# START OF SUPPLIED DATA

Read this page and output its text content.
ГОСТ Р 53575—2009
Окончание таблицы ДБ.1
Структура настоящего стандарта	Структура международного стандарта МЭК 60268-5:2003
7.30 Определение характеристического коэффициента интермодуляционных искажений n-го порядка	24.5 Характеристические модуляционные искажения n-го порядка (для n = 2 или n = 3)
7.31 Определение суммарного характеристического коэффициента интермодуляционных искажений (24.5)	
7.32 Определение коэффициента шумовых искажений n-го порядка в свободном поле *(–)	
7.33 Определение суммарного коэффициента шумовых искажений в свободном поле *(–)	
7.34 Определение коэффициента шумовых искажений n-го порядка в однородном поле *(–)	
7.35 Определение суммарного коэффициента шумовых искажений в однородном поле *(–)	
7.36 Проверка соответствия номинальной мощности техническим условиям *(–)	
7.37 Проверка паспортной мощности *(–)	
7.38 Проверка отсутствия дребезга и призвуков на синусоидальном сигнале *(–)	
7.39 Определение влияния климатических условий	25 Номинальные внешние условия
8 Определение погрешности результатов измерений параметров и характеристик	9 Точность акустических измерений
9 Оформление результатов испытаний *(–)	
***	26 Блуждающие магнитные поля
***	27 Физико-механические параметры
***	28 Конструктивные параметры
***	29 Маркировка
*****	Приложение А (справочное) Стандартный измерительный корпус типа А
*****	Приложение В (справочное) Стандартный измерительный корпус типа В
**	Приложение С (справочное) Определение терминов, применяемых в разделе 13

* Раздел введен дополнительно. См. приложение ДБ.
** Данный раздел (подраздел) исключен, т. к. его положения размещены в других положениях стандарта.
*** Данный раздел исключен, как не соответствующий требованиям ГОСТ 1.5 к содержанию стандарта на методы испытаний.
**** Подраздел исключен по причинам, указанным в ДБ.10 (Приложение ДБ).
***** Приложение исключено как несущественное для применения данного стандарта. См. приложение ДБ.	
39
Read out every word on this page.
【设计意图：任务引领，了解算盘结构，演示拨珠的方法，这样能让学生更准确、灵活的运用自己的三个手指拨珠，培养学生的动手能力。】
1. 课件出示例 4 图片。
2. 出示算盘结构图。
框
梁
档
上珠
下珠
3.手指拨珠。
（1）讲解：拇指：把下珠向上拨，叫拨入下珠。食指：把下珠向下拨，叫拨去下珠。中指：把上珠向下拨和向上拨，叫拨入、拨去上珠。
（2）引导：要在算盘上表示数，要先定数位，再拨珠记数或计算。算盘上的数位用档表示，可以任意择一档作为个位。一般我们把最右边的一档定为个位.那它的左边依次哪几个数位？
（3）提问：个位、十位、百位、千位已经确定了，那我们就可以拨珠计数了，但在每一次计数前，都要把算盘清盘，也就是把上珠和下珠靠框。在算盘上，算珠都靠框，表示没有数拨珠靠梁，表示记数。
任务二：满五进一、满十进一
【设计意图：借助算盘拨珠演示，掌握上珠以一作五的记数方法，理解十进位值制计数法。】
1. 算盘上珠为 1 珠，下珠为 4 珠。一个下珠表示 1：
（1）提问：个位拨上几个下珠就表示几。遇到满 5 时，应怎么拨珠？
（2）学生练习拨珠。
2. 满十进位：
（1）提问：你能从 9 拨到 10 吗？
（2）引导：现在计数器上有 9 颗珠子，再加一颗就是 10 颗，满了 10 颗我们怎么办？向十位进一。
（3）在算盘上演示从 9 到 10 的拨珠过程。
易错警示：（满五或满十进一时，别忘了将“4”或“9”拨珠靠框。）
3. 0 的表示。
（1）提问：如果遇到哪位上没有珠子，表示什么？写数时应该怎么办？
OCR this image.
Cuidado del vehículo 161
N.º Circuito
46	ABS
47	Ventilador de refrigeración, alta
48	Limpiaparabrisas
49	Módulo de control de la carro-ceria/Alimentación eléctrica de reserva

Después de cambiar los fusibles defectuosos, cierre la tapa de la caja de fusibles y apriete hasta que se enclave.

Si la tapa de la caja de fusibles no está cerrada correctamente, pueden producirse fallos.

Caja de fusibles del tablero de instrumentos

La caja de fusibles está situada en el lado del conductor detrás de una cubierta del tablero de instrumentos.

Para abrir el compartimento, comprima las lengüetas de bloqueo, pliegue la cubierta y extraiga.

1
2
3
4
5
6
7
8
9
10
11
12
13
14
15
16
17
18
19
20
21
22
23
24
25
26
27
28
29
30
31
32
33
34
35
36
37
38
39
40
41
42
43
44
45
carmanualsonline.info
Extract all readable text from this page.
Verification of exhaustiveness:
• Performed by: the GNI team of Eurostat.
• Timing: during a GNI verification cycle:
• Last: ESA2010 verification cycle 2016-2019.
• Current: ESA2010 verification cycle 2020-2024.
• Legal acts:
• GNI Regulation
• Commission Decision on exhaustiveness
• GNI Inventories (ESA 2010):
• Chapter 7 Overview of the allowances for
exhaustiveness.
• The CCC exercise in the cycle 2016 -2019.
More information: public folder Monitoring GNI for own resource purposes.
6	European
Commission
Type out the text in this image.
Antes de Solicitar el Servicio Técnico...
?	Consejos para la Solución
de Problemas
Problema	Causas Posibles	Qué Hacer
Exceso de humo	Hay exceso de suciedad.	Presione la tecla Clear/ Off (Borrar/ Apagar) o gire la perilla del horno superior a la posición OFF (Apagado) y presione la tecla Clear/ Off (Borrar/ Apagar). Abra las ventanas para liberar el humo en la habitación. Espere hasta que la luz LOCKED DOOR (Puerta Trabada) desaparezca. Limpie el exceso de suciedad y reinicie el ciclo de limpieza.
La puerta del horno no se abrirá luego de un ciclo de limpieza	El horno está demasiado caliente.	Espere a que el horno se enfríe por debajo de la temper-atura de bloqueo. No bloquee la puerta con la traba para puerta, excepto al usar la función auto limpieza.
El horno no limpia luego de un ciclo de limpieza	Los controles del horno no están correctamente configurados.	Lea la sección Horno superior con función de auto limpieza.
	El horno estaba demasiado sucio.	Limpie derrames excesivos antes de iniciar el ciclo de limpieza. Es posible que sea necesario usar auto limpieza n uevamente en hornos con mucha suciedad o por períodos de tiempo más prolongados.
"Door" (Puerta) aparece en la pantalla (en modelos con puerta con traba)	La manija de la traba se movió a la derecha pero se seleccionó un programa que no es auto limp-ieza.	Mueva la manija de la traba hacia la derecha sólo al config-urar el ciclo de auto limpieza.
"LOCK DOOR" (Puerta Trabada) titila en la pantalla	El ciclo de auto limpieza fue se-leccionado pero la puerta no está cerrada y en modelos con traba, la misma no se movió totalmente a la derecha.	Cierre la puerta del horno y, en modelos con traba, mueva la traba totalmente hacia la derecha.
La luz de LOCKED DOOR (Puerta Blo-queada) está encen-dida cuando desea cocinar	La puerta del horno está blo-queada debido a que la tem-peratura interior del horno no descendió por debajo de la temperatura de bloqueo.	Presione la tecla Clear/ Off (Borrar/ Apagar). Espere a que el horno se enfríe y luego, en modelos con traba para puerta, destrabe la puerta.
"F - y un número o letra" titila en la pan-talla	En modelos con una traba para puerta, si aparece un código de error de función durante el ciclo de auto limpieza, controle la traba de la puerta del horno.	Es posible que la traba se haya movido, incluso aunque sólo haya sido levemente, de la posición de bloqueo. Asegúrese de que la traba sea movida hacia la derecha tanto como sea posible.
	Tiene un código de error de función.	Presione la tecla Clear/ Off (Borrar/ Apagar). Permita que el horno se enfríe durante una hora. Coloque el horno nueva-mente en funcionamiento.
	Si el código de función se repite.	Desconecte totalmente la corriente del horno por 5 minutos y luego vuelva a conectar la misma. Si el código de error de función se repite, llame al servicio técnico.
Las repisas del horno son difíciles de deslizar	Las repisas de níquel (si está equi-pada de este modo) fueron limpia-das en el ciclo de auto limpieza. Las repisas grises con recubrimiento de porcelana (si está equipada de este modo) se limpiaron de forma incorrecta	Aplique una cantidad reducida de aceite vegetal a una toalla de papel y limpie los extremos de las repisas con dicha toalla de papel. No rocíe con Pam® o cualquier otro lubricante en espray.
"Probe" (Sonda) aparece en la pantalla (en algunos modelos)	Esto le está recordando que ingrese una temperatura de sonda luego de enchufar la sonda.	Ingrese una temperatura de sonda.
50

# END OF SUPPLIED DATA

Where a line contains "Данный", copy that line.

TASK SOLUTION:
** Данный раздел (подраздел) исключен, т. к. его положения размещены в других положениях стандарта.
*** Данный раздел исключен, как не соответствующий требованиям ГОСТ 1.5 к содержанию стандарта на методы испытаний.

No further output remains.